• [Short exercise]:
Using the entries that follow, collect the lines where the word "gemini" appears.

• [Stored rows]:
** Start **
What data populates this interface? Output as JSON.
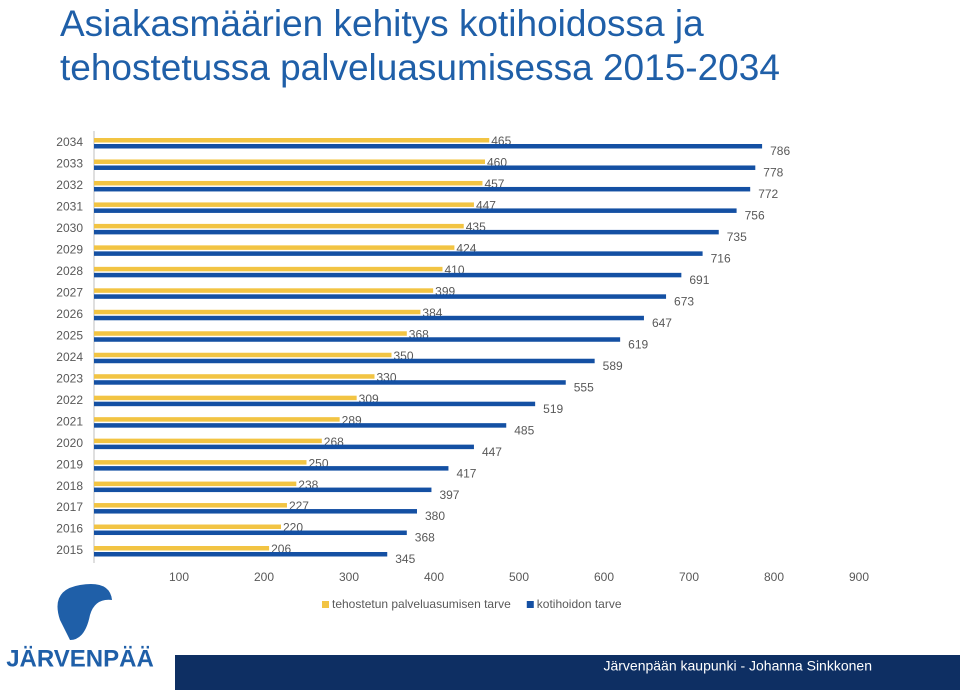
{
  "chart_data": {
    "type": "bar",
    "orientation": "horizontal",
    "title": "Asiakasmäärien kehitys kotihoidossa ja tehostetussa palveluasumisessa 2015-2034",
    "categories": [
      "2015",
      "2016",
      "2017",
      "2018",
      "2019",
      "2020",
      "2021",
      "2022",
      "2023",
      "2024",
      "2025",
      "2026",
      "2027",
      "2028",
      "2029",
      "2030",
      "2031",
      "2032",
      "2033",
      "2034"
    ],
    "series": [
      {
        "name": "tehostetun palveluasumisen tarve",
        "color": "#f2c443",
        "values": [
          206,
          220,
          227,
          238,
          250,
          268,
          289,
          309,
          330,
          350,
          368,
          384,
          399,
          410,
          424,
          435,
          447,
          457,
          460,
          465
        ]
      },
      {
        "name": "kotihoidon tarve",
        "color": "#1450a3",
        "values": [
          345,
          368,
          380,
          397,
          417,
          447,
          485,
          519,
          555,
          589,
          619,
          647,
          673,
          691,
          716,
          735,
          756,
          772,
          778,
          786
        ]
      }
    ],
    "xlim": [
      0,
      900
    ],
    "xticks": [
      100,
      200,
      300,
      400,
      500,
      600,
      700,
      800,
      900
    ],
    "legend": "bottom"
  },
  "footer": {
    "logo": "JÄRVENPÄÄ",
    "credit": "Järvenpään kaupunki - Johanna Sinkkonen"
  }
}
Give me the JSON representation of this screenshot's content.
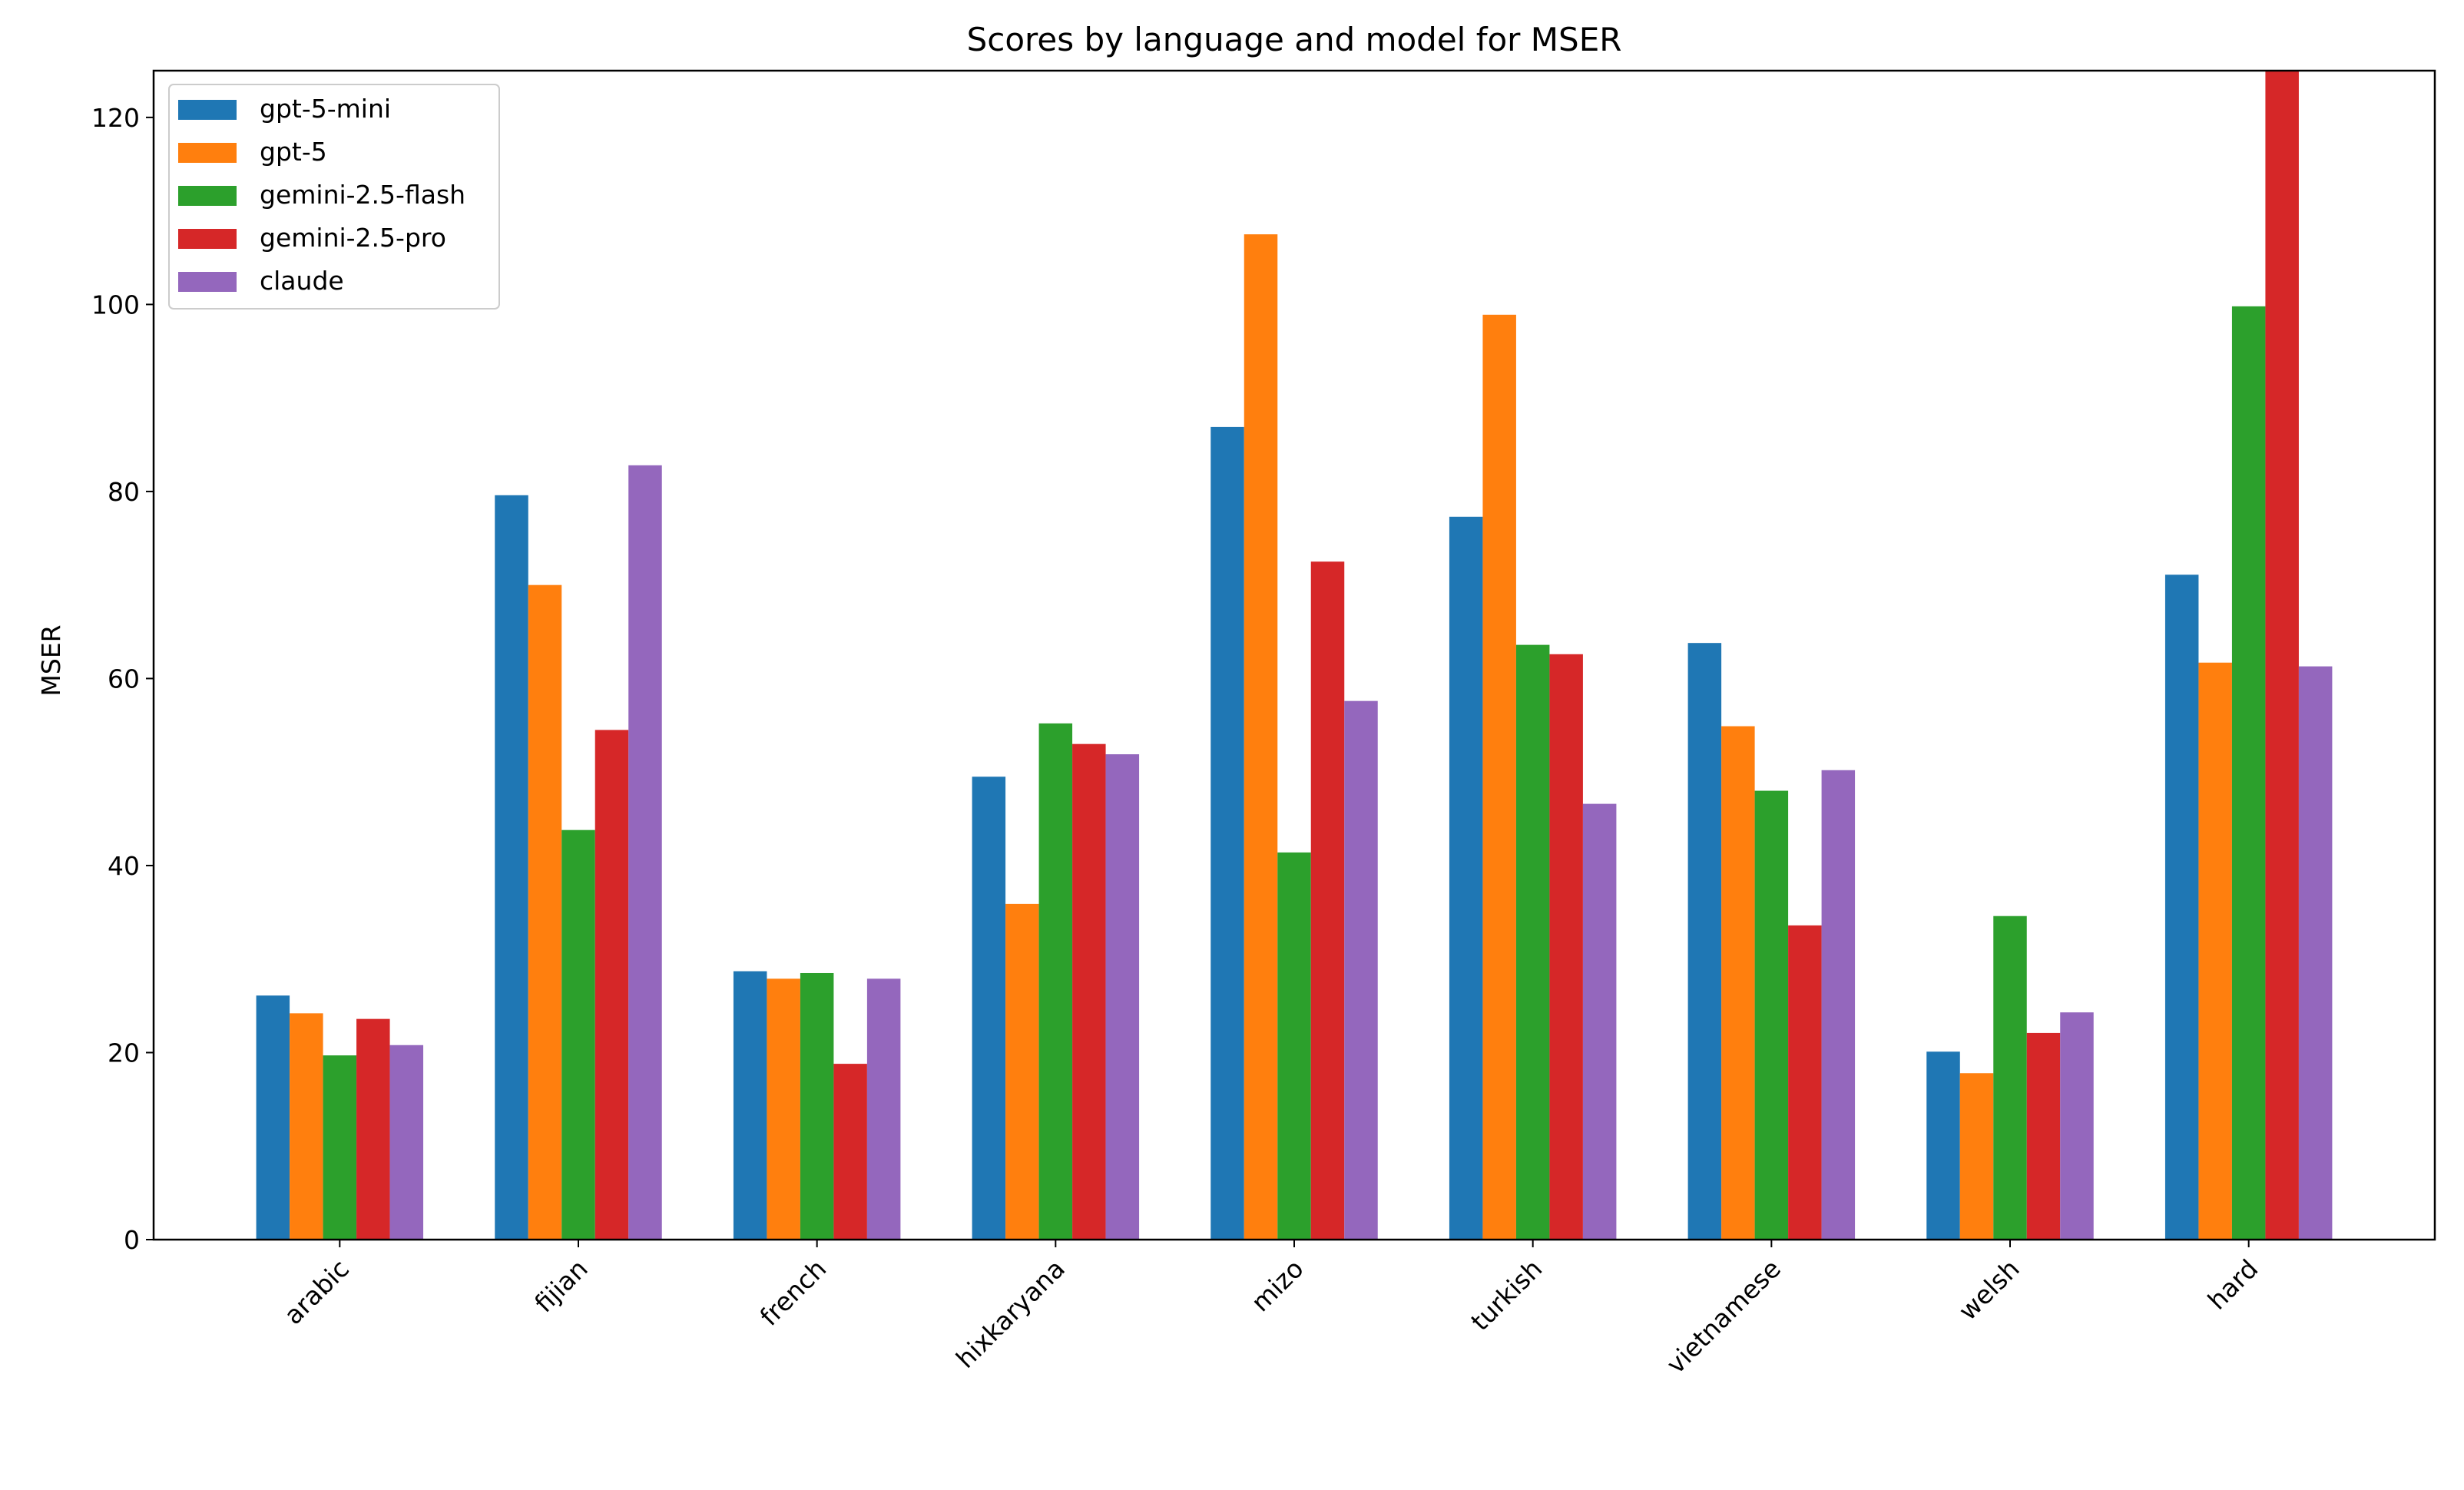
{
  "chart_data": {
    "type": "bar",
    "title": "Scores by language and model for MSER",
    "xlabel": "",
    "ylabel": "MSER",
    "ylim": [
      0,
      125
    ],
    "yticks": [
      0,
      20,
      40,
      60,
      80,
      100,
      120
    ],
    "grid": false,
    "legend_position": "top-left",
    "categories": [
      "arabic",
      "fijian",
      "french",
      "hixkaryana",
      "mizo",
      "turkish",
      "vietnamese",
      "welsh",
      "hard"
    ],
    "series": [
      {
        "name": "gpt-5-mini",
        "color": "#1f77b4",
        "values": [
          26.1,
          79.6,
          28.7,
          49.5,
          86.9,
          77.3,
          63.8,
          20.1,
          71.1
        ]
      },
      {
        "name": "gpt-5",
        "color": "#ff7f0e",
        "values": [
          24.2,
          70.0,
          27.9,
          35.9,
          107.5,
          98.9,
          54.9,
          17.8,
          61.7
        ]
      },
      {
        "name": "gemini-2.5-flash",
        "color": "#2ca02c",
        "values": [
          19.7,
          43.8,
          28.5,
          55.2,
          41.4,
          63.6,
          48.0,
          34.6,
          99.8
        ]
      },
      {
        "name": "gemini-2.5-pro",
        "color": "#d62728",
        "values": [
          23.6,
          54.5,
          18.8,
          53.0,
          72.5,
          62.6,
          33.6,
          22.1,
          126
        ]
      },
      {
        "name": "claude",
        "color": "#9467bd",
        "values": [
          20.8,
          82.8,
          27.9,
          51.9,
          57.6,
          46.6,
          50.2,
          24.3,
          61.3
        ]
      }
    ]
  }
}
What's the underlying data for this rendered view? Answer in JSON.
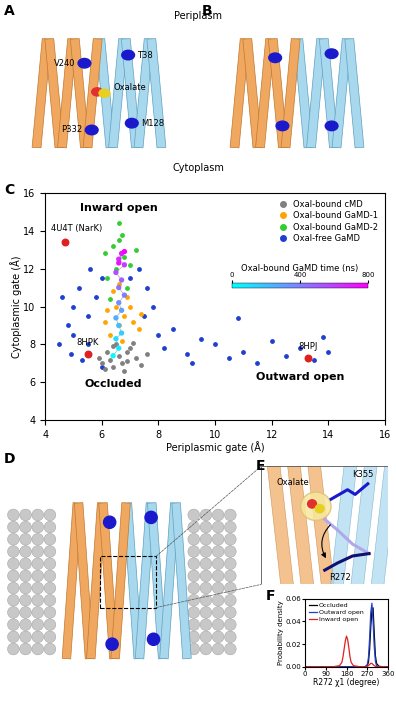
{
  "panel_labels": [
    "A",
    "B",
    "C",
    "D",
    "E",
    "F"
  ],
  "compartments": [
    "Periplasm",
    "Cytoplasm"
  ],
  "diagrams": {
    "A": {
      "ligand": "Oxalate",
      "residues": [
        "V240",
        "T38",
        "P332",
        "M128"
      ]
    },
    "E": {
      "ligand": "Oxalate",
      "residues": [
        "K355",
        "R272"
      ]
    }
  },
  "chart_data": [
    {
      "type": "scatter",
      "xlabel": "Periplasmic gate (Å)",
      "ylabel": "Cytoplasmic gate (Å)",
      "xlim": [
        4,
        16
      ],
      "ylim": [
        4,
        16
      ],
      "xticks": [
        4,
        6,
        8,
        10,
        12,
        14,
        16
      ],
      "yticks": [
        4,
        6,
        8,
        10,
        12,
        14,
        16
      ],
      "legend": "upper right",
      "marker": "o",
      "series": [
        {
          "name": "Oxal-free GaMD",
          "color": "#1f3fd0",
          "x": [
            4.5,
            4.8,
            5.0,
            5.2,
            5.0,
            5.5,
            5.8,
            6.0,
            5.5,
            5.3,
            7.5,
            7.8,
            8.0,
            7.6,
            8.2,
            9.0,
            10.0,
            11.0,
            12.0,
            12.5,
            13.0,
            13.5,
            14.0,
            13.8,
            11.5,
            10.5,
            9.5,
            10.8,
            9.2,
            4.6,
            5.6,
            7.3,
            7.0,
            4.9,
            6.0,
            8.5
          ],
          "y": [
            8.0,
            9.0,
            10.0,
            11.0,
            8.5,
            9.5,
            10.5,
            11.5,
            8.0,
            7.2,
            9.5,
            10.0,
            8.5,
            11.0,
            7.8,
            7.5,
            8.0,
            7.6,
            8.2,
            7.4,
            7.8,
            7.2,
            7.6,
            8.4,
            7.0,
            7.3,
            8.3,
            9.4,
            7.0,
            10.5,
            12.0,
            12.0,
            11.5,
            7.5,
            6.8,
            8.8
          ]
        },
        {
          "name": "Oxal-bound cMD",
          "color": "#808080",
          "x": [
            6.0,
            6.3,
            6.6,
            6.9,
            7.2,
            6.4,
            6.8,
            7.0,
            6.2,
            6.5,
            7.4,
            5.9,
            6.7,
            7.1,
            6.1,
            7.6,
            6.4,
            6.9
          ],
          "y": [
            7.0,
            7.2,
            7.4,
            7.1,
            7.3,
            6.8,
            6.6,
            7.8,
            7.6,
            8.0,
            6.9,
            7.3,
            7.0,
            8.1,
            6.7,
            7.5,
            7.9,
            7.6
          ]
        },
        {
          "name": "Oxal-bound GaMD-1",
          "color": "#ffa500",
          "x": [
            6.3,
            6.6,
            6.8,
            6.5,
            6.9,
            7.1,
            6.2,
            6.7,
            7.3,
            6.4,
            6.6,
            7.0,
            6.1,
            7.4
          ],
          "y": [
            8.5,
            9.0,
            9.5,
            10.0,
            10.5,
            9.2,
            9.8,
            8.2,
            8.8,
            10.8,
            11.2,
            10.0,
            9.2,
            9.6
          ]
        },
        {
          "name": "Oxal-bound GaMD-2",
          "color": "#33cc33",
          "x": [
            6.2,
            6.5,
            6.8,
            6.4,
            6.7,
            6.6,
            7.0,
            6.1,
            6.9,
            7.2,
            6.3,
            6.6
          ],
          "y": [
            11.5,
            12.0,
            12.6,
            13.2,
            13.8,
            14.4,
            12.2,
            12.8,
            11.0,
            13.0,
            10.4,
            13.5
          ]
        }
      ],
      "trajectory": {
        "colorbar_label": "Oxal-bound GaMD time (ns)",
        "colorbar_range": [
          0,
          800
        ],
        "colorbar_ticks": [
          0,
          400,
          800
        ],
        "x": [
          6.4,
          6.6,
          6.5,
          6.7,
          6.6,
          6.5,
          6.7,
          6.6,
          6.8,
          6.6,
          6.7,
          6.5,
          6.8,
          6.6,
          6.7,
          6.6,
          6.8
        ],
        "y": [
          7.4,
          7.8,
          8.3,
          8.6,
          9.0,
          9.4,
          9.8,
          10.2,
          10.6,
          11.0,
          11.4,
          11.8,
          12.2,
          12.5,
          12.8,
          12.3,
          12.9
        ],
        "time": [
          20,
          60,
          100,
          150,
          200,
          250,
          300,
          350,
          400,
          450,
          500,
          550,
          600,
          650,
          700,
          750,
          800
        ]
      },
      "references": [
        {
          "label": "4U4T (NarK)",
          "x": 4.7,
          "y": 13.4,
          "color": "#e02020"
        },
        {
          "label": "8HPK",
          "x": 5.5,
          "y": 7.5,
          "color": "#e02020"
        },
        {
          "label": "8HPJ",
          "x": 13.3,
          "y": 7.3,
          "color": "#e02020"
        }
      ],
      "annotations": [
        {
          "text": "Inward open",
          "x": 6.6,
          "y": 15.2
        },
        {
          "text": "Occluded",
          "x": 6.4,
          "y": 5.9
        },
        {
          "text": "Outward open",
          "x": 13.0,
          "y": 6.3
        }
      ]
    },
    {
      "type": "line",
      "xlabel": "R272 χ1 (degree)",
      "ylabel": "Probability density",
      "xlim": [
        0,
        360
      ],
      "xticks": [
        0,
        90,
        180,
        270,
        360
      ],
      "ylim": [
        0,
        0.06
      ],
      "yticks": [
        {
          "value": 0,
          "label": "0.00"
        },
        {
          "value": 0.02,
          "label": "0.02"
        },
        {
          "value": 0.04,
          "label": "0.04"
        },
        {
          "value": 0.06,
          "label": "0.06"
        }
      ],
      "legend": "upper left",
      "x": [
        0,
        30,
        60,
        90,
        120,
        150,
        160,
        165,
        170,
        175,
        180,
        185,
        190,
        195,
        200,
        210,
        240,
        260,
        270,
        275,
        280,
        285,
        290,
        295,
        300,
        305,
        310,
        320,
        340,
        360
      ],
      "series": [
        {
          "name": "Occluded",
          "color": "#000000",
          "values": [
            0,
            0,
            0,
            0,
            0,
            0,
            0,
            0,
            0,
            0,
            0,
            0,
            0,
            0,
            0,
            0,
            0,
            0,
            0.001,
            0.004,
            0.015,
            0.035,
            0.05,
            0.052,
            0.03,
            0.01,
            0.003,
            0.0005,
            0,
            0
          ]
        },
        {
          "name": "Outward open",
          "color": "#1f3fd0",
          "values": [
            0,
            0,
            0,
            0,
            0,
            0,
            0,
            0,
            0,
            0,
            0,
            0,
            0,
            0,
            0,
            0,
            0,
            0,
            0.002,
            0.008,
            0.025,
            0.048,
            0.056,
            0.04,
            0.018,
            0.005,
            0.001,
            0,
            0,
            0
          ]
        },
        {
          "name": "Inward open",
          "color": "#e02020",
          "values": [
            0,
            0,
            0,
            0,
            0,
            0.001,
            0.004,
            0.009,
            0.016,
            0.023,
            0.027,
            0.024,
            0.017,
            0.009,
            0.004,
            0.001,
            0,
            0,
            0.0005,
            0.001,
            0.002,
            0.003,
            0.003,
            0.002,
            0.001,
            0.0005,
            0,
            0,
            0,
            0
          ]
        }
      ]
    }
  ]
}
** End **
• [Complete output]:
        "name": "gemini-2.5-flash",
        "name": "gemini-2.5-pro",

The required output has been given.